Task details: Even the shortest line counts, so transcribe all the data exactly.

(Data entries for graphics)
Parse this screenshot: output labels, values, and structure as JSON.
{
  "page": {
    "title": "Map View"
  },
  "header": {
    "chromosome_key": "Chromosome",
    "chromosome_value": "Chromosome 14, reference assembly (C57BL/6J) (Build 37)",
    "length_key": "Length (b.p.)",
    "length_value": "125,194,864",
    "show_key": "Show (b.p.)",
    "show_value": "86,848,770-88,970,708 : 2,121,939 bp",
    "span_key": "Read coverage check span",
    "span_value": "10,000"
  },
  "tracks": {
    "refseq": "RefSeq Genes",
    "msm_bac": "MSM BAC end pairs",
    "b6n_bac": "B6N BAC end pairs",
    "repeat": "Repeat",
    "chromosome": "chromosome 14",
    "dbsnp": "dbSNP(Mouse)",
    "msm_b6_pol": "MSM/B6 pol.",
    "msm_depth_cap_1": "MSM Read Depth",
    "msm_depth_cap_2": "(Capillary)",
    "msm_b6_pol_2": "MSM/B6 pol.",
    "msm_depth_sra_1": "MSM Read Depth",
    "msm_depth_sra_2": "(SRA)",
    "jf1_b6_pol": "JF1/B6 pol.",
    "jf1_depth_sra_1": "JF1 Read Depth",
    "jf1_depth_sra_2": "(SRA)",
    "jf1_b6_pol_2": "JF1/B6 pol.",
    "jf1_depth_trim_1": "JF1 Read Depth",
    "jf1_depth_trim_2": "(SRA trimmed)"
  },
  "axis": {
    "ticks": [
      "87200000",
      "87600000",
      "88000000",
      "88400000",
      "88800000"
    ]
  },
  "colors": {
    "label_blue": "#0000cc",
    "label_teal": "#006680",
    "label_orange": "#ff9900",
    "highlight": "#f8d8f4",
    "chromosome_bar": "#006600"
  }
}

Expected answer:
Parse this screenshot: output labels, values, and structure as JSON.
{
  "page": {
    "title": "Map View"
  },
  "header": {
    "chromosome_key": "Chromosome",
    "chromosome_value": "Chromosome 14, reference assembly (C57BL/6J) (Build 37)",
    "length_key": "Length (b.p.)",
    "length_value": "125,194,864",
    "show_key": "Show (b.p.)",
    "show_value": "86,848,770-88,970,708 : 2,121,939 bp",
    "span_key": "Read coverage check span",
    "span_value": "10,000"
  },
  "tracks": {
    "refseq": "RefSeq Genes",
    "msm_bac": "MSM BAC end pairs",
    "b6n_bac": "B6N BAC end pairs",
    "repeat": "Repeat",
    "chromosome": "chromosome 14",
    "dbsnp": "dbSNP(Mouse)",
    "msm_b6_pol": "MSM/B6 pol.",
    "msm_depth_cap_1": "MSM Read Depth",
    "msm_depth_cap_2": "(Capillary)",
    "msm_b6_pol_2": "MSM/B6 pol.",
    "msm_depth_sra_1": "MSM Read Depth",
    "msm_depth_sra_2": "(SRA)",
    "jf1_b6_pol": "JF1/B6 pol.",
    "jf1_depth_sra_1": "JF1 Read Depth",
    "jf1_depth_sra_2": "(SRA)",
    "jf1_b6_pol_2": "JF1/B6 pol.",
    "jf1_depth_trim_1": "JF1 Read Depth",
    "jf1_depth_trim_2": "(SRA trimmed)"
  },
  "axis": {
    "ticks": [
      "87200000",
      "87600000",
      "88000000",
      "88400000",
      "88800000"
    ]
  },
  "colors": {
    "label_blue": "#0000cc",
    "label_teal": "#006680",
    "label_orange": "#ff9900",
    "highlight": "#f8d8f4",
    "chromosome_bar": "#006600"
  }
}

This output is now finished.